** Problems to work on **
(1) At what church was the Easter sermon preached?
(2) Transcribe the stretch of the Easter sermon from "Let us pray: Risen" through "YOU SHALL LIVE!".
(3) Pick up the Easter sermon after its final sentence and keep writing it.

** Text passage **
------------------------
Friday, May 14, 2010

Easter Day 2010

Easter Day – 2010
Acts 10: 34 - 43; Psalm 118: 1 – 2; 14 – 24; 1 Corinthians 15: 1 – 11; John 20: 1 – 18
St. Stephen’s Episcopal Parish, Portland OR
Sunday, April 4, 2010


WHO ARE YOU LOOKING FOR?


Let us pray: Risen savior our joy this day is great in recognition of the fulfillment of your presence among us. We have journeyed this past 40 days through the times of temptation and test, of repentance and return, of cold and dark and finally into new light with rebirth and Resurrection. Fill us this and every day with the glory of your good news that we might resolve to live out your resurrection and proclaim our faith in the sure and certain hope of eternal life in you. May our song of Alleluia rise to fill the world with love in your name and bring hope to all who live in the promise of new and unending life in you. Teach us to recognize you when you call us by name and to see you in the faces of those whom we love – and especially those whom we do not. Amen.

(SUNG) I HAVE COME TO BRING THE TRUTH,
I HAVE COME TO BRING YOU LIFE.
IF YOU BELIEVE – THEN YOU SHALL LIVE!
I AM THE RESURRECTION, AND THE LIFE
THOSE WHO BELIEVE IN ME WILL NEVER DIE.
I AM THE RESURRECTION, AND THE LIFE
YOU WHO BELIEVE IN ME WILL LIVE A NEW LIFE.

In the rapid paced week prior to our resurrection celebration this morning, our faithful and dedicated music director who has voluntarily taken on the added responsibility of producing our bulletins since budget constraints forced the elimination of our Parish Administrative Assistant; did a marvelous job in compiling and reproducing 4 bulletins in about as many days. One oversight of that rapid production was the exclusion of the Gospel text appointed by the Revised Common Lectionary for Easter Sunday of Year C. The text printed in your bulletin was simply a repeat of the text from last year’s bulletin. The text which Ken proclaimed this morning from the author of John’ account of the Good News is the text appointed and the one for which your Priest in Charge had prepared his sermon. “Jesus said to her, woman why are you weeping? Whom are you looking for?” Interesting question indeed; and one we might fairly ask ourselves as we gather in this place this morning. Who are you looking for? What might you be expecting to find here today that you have not found before? What do I suppose that I can preach about this day – this event that has not been preached before? Christians have been gathering on this festival day to mark the central act of our faith for some two thousand and ten years – is there really anything new that can be said about the discovery of the empty tomb and the failure by those present that morning to recognize the risen Christ? Probably not, its all been said before and much more powerfully and articulately than I would ever be able to do – so I’ll just go sit down now, and you can conjure in your memory the best Easter sermon you’ve ever heard!
------------------------
** Data supplied **
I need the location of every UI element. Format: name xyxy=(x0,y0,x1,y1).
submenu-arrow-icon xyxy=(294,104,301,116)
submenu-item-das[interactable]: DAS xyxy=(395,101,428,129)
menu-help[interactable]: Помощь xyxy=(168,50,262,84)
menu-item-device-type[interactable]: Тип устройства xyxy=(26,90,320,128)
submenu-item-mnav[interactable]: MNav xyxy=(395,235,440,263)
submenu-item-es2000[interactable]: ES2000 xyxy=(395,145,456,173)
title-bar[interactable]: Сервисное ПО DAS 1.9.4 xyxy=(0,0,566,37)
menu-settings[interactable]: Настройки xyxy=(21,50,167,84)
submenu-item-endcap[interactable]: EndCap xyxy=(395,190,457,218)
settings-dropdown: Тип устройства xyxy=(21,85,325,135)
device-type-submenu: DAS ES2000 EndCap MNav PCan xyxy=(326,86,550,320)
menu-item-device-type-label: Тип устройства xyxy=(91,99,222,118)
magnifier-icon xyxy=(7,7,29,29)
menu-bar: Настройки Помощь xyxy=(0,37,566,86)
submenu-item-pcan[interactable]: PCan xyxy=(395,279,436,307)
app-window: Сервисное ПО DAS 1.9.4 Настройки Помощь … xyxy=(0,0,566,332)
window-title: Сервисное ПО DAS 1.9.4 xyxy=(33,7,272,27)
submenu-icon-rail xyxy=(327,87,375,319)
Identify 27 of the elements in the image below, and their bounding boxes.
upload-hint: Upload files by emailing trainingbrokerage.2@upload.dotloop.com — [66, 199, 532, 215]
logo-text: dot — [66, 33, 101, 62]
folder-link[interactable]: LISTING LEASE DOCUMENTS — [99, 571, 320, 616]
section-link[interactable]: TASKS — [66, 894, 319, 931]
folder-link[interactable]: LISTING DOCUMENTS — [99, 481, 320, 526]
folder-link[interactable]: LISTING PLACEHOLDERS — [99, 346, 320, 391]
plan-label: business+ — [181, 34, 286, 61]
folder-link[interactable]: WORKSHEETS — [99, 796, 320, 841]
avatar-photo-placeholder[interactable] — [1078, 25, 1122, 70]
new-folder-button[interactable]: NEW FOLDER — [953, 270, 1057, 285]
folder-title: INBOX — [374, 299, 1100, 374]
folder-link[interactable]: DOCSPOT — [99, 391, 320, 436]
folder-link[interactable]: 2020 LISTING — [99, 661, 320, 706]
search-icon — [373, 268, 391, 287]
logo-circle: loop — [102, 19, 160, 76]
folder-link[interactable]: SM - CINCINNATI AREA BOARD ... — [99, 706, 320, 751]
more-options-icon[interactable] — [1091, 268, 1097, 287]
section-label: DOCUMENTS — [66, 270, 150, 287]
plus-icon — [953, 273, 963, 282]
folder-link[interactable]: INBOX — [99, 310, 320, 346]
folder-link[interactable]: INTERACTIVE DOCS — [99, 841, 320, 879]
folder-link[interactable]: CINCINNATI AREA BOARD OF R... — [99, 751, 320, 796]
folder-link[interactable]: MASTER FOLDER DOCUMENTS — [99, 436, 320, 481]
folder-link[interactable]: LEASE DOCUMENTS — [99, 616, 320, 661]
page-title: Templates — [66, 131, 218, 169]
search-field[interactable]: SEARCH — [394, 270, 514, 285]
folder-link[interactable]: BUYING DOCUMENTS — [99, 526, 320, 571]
------------------------
** Answers below **
(1) St. Stephen’s Episcopal Parish in Portland, Oregon.

(2)
Let us pray: Risen savior our joy this day is great in recognition of the fulfillment of your presence among us. We have journeyed this past 40 days through the times of temptation and test, of repentance and return, of cold and dark and finally into new light with rebirth and Resurrection. Fill us this and every day with the glory of your good news that we might resolve to live out your resurrection and proclaim our faith in the sure and certain hope of eternal life in you. May our song of Alleluia rise to fill the world with love in your name and bring hope to all who live in the promise of new and unending life in you. Teach us to recognize you when you call us by name and to see you in the faces of those whom we love – and especially those whom we do not. Amen.

(SUNG) I HAVE COME TO BRING THE TRUTH,
I HAVE COME TO BRING YOU LIFE.
IF YOU BELIEVE – THEN YOU SHALL LIVE!

(3)
I guess I’m not going to get off that easy eh? Well I can share with you some thoughts that have been ruminating in brain during this past week, which for people in my line of business can be pretty hectic and demanding. What I have tried to do is to make sure that I balance the care and nurture of my own spiritual health with the needs of the gathered community and the support and participation of the people of God in this “holy week”. I can tell you that the Gospel message proclaimed in Christian churches around the world this day – that the one who was judged, scourged and crucified and who has risen as was promised – produces a profound sense of joy that often defies feeble attempts at explanation. This is part of the reason that we incorporate into our celebration color and light, music which accompanies our voices with trumpets and grand flourishes from organ pipes. This is the day when all the stops are pulled out and we deck ourselves and our churches and sanctuaries in their finest array. “On this day,” says the psalmist, “the Lord has acted, we will rejoice and be glad in it.”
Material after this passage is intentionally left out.